[Collection entries]
+++++

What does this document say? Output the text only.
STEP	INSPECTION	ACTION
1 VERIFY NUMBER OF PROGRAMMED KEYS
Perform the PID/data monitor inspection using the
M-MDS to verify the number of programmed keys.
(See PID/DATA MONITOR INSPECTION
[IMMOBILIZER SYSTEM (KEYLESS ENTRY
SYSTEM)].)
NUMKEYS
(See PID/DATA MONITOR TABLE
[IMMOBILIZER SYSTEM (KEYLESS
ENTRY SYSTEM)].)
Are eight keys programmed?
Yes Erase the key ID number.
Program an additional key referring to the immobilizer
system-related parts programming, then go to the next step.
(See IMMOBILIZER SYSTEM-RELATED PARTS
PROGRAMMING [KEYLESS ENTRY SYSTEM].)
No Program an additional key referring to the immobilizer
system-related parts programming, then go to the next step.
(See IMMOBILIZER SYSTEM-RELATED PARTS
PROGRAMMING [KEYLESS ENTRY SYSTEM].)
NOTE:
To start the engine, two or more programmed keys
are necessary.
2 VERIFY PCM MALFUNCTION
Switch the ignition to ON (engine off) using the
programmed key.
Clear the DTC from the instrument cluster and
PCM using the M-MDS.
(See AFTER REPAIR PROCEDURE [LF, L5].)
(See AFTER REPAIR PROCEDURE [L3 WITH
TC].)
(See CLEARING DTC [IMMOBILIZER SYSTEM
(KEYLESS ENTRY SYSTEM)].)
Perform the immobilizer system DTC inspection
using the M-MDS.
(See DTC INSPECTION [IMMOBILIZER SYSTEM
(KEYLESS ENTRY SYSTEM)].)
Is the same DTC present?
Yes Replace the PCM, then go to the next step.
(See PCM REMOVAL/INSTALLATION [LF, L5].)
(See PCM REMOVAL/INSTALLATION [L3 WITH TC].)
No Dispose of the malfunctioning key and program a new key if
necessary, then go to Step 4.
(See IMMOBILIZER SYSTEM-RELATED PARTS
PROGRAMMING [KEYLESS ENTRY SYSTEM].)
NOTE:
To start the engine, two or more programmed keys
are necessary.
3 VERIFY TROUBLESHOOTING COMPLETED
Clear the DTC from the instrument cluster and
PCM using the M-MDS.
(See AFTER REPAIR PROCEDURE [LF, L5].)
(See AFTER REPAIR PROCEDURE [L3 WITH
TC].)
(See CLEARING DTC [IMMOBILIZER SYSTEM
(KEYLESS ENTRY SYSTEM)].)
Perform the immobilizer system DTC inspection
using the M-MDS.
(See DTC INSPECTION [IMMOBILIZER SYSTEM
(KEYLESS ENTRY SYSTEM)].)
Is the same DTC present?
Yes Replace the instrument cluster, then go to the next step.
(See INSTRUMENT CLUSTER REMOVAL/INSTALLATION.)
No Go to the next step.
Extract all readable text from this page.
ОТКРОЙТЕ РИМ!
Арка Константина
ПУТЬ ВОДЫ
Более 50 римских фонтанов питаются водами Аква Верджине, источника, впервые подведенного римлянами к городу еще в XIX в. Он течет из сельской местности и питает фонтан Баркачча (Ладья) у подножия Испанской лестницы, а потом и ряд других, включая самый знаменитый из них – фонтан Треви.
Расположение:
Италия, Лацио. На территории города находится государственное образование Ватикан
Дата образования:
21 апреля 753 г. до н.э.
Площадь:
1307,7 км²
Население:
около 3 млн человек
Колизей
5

+++++

* _Problem_:
Retype the material in full, character for character.

* _Full answer_:
What does this document say? Output the text only.
STEP	INSPECTION	ACTION
1 VERIFY NUMBER OF PROGRAMMED KEYS
Perform the PID/data monitor inspection using the
M-MDS to verify the number of programmed keys.
(See PID/DATA MONITOR INSPECTION
[IMMOBILIZER SYSTEM (KEYLESS ENTRY
SYSTEM)].)
NUMKEYS
(See PID/DATA MONITOR TABLE
[IMMOBILIZER SYSTEM (KEYLESS
ENTRY SYSTEM)].)
Are eight keys programmed?
Yes Erase the key ID number.
Program an additional key referring to the immobilizer
system-related parts programming, then go to the next step.
(See IMMOBILIZER SYSTEM-RELATED PARTS
PROGRAMMING [KEYLESS ENTRY SYSTEM].)
No Program an additional key referring to the immobilizer
system-related parts programming, then go to the next step.
(See IMMOBILIZER SYSTEM-RELATED PARTS
PROGRAMMING [KEYLESS ENTRY SYSTEM].)
NOTE:
To start the engine, two or more programmed keys
are necessary.
2 VERIFY PCM MALFUNCTION
Switch the ignition to ON (engine off) using the
programmed key.
Clear the DTC from the instrument cluster and
PCM using the M-MDS.
(See AFTER REPAIR PROCEDURE [LF, L5].)
(See AFTER REPAIR PROCEDURE [L3 WITH
TC].)
(See CLEARING DTC [IMMOBILIZER SYSTEM
(KEYLESS ENTRY SYSTEM)].)
Perform the immobilizer system DTC inspection
using the M-MDS.
(See DTC INSPECTION [IMMOBILIZER SYSTEM
(KEYLESS ENTRY SYSTEM)].)
Is the same DTC present?
Yes Replace the PCM, then go to the next step.
(See PCM REMOVAL/INSTALLATION [LF, L5].)
(See PCM REMOVAL/INSTALLATION [L3 WITH TC].)
No Dispose of the malfunctioning key and program a new key if
necessary, then go to Step 4.
(See IMMOBILIZER SYSTEM-RELATED PARTS
PROGRAMMING [KEYLESS ENTRY SYSTEM].)
NOTE:
To start the engine, two or more programmed keys
are necessary.
3 VERIFY TROUBLESHOOTING COMPLETED
Clear the DTC from the instrument cluster and
PCM using the M-MDS.
(See AFTER REPAIR PROCEDURE [LF, L5].)
(See AFTER REPAIR PROCEDURE [L3 WITH
TC].)
(See CLEARING DTC [IMMOBILIZER SYSTEM
(KEYLESS ENTRY SYSTEM)].)
Perform the immobilizer system DTC inspection
using the M-MDS.
(See DTC INSPECTION [IMMOBILIZER SYSTEM
(KEYLESS ENTRY SYSTEM)].)
Is the same DTC present?
Yes Replace the instrument cluster, then go to the next step.
(See INSTRUMENT CLUSTER REMOVAL/INSTALLATION.)
No Go to the next step.
Extract all readable text from this page.
ОТКРОЙТЕ РИМ!
Арка Константина
ПУТЬ ВОДЫ
Более 50 римских фонтанов питаются водами Аква Верджине, источника, впервые подведенного римлянами к городу еще в XIX в. Он течет из сельской местности и питает фонтан Баркачча (Ладья) у подножия Испанской лестницы, а потом и ряд других, включая самый знаменитый из них – фонтан Треви.
Расположение:
Италия, Лацио. На территории города находится государственное образование Ватикан
Дата образования:
21 апреля 753 г. до н.э.
Площадь:
1307,7 км²
Население:
около 3 млн человек
Колизей
5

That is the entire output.